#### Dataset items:
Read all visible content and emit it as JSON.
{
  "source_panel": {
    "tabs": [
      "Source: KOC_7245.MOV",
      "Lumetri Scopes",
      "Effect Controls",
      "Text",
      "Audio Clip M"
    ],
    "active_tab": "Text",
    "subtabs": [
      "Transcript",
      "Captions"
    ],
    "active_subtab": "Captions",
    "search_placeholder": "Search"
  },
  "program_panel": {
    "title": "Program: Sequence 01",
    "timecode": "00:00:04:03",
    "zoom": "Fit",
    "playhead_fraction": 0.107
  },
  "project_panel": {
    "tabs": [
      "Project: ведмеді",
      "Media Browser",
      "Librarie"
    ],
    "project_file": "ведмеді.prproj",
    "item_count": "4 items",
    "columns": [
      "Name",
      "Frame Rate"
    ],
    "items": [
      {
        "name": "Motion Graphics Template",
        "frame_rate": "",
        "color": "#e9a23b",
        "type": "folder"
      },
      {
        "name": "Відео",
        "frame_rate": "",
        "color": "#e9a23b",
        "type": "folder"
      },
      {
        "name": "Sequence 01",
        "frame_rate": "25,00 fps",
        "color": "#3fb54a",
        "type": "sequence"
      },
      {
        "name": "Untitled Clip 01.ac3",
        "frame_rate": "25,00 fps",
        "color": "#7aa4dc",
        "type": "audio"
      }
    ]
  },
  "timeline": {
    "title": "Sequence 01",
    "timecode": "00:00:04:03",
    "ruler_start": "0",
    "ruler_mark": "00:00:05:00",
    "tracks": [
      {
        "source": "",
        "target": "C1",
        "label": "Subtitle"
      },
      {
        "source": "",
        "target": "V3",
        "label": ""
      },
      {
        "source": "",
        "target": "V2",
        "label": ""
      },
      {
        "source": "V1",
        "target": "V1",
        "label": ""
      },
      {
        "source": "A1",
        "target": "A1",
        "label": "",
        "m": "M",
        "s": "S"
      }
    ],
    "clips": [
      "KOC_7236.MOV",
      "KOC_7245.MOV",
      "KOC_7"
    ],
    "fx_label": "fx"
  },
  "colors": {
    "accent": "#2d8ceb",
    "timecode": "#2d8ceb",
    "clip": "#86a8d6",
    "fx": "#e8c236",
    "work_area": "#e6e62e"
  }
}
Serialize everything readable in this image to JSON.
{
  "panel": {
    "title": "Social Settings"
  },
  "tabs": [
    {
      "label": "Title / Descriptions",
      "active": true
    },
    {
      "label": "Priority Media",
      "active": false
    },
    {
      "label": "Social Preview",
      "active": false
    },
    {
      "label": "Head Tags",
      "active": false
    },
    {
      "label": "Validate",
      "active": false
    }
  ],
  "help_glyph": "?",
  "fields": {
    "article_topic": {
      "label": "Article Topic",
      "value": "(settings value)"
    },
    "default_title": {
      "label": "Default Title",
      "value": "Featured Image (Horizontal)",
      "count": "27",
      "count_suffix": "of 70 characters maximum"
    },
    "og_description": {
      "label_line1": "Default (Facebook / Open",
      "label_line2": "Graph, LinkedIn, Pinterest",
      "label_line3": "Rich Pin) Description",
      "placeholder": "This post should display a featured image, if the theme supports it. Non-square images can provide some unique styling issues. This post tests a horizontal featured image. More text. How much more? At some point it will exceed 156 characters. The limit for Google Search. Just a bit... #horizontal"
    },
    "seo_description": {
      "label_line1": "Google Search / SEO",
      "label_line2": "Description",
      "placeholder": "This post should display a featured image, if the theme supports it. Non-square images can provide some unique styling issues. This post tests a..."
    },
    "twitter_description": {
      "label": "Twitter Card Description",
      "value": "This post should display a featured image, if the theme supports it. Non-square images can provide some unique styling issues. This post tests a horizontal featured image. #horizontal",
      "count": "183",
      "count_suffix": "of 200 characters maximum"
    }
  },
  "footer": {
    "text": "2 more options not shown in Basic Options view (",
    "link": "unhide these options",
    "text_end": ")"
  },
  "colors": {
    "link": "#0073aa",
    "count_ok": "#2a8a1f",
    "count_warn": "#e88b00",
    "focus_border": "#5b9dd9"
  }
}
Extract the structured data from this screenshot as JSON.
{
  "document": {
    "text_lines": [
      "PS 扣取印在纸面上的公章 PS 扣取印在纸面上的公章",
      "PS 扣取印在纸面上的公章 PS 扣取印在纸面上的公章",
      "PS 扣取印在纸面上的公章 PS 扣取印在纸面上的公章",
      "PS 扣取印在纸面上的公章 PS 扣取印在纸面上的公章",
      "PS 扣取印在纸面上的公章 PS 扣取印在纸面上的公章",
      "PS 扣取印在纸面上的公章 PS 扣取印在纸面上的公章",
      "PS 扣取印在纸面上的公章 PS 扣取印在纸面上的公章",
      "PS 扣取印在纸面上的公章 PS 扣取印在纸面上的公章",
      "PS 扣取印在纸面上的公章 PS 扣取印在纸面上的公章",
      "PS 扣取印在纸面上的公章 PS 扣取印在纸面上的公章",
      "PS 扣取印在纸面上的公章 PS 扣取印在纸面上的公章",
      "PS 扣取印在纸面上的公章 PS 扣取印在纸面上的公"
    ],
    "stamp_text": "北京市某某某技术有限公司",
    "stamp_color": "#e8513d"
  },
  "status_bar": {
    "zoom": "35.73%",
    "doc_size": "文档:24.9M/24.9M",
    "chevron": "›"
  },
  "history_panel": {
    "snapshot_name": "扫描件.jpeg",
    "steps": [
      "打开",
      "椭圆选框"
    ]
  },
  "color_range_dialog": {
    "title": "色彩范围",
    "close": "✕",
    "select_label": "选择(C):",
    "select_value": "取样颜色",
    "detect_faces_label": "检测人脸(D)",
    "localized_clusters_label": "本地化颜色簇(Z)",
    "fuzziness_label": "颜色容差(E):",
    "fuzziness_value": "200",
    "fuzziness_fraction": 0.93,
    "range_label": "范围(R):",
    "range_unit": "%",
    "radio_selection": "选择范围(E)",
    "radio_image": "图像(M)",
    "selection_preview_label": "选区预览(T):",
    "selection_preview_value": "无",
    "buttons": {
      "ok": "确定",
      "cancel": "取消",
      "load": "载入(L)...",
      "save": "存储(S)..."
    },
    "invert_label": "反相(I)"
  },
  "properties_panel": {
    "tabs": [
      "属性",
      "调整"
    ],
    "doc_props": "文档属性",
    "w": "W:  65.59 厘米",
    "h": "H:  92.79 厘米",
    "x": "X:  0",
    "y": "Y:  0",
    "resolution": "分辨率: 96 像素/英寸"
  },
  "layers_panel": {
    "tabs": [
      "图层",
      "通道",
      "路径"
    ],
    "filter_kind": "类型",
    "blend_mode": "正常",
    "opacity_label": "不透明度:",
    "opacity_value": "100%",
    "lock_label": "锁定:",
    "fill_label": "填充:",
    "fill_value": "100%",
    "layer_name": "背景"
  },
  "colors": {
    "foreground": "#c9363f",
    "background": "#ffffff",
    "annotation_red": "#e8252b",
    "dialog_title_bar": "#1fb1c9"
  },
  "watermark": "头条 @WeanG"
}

#### DIRECTIONS FOR THIS TASK:
In the records above, collect each line with "issues".

#### RESULT BELOW:
      "placeholder": "This post should display a featured image, if the theme supports it. Non-square images can provide some unique styling issues. This post tests a horizontal featured image. More text. How much more? At some point it will exceed 156 characters. The limit for Google Search. Just a bit... #horizontal"
      "placeholder": "This post should display a featured image, if the theme supports it. Non-square images can provide some unique styling issues. This post tests a..."
      "value": "This post should display a featured image, if the theme supports it. Non-square images can provide some unique styling issues. This post tests a horizontal featured image. #horizontal",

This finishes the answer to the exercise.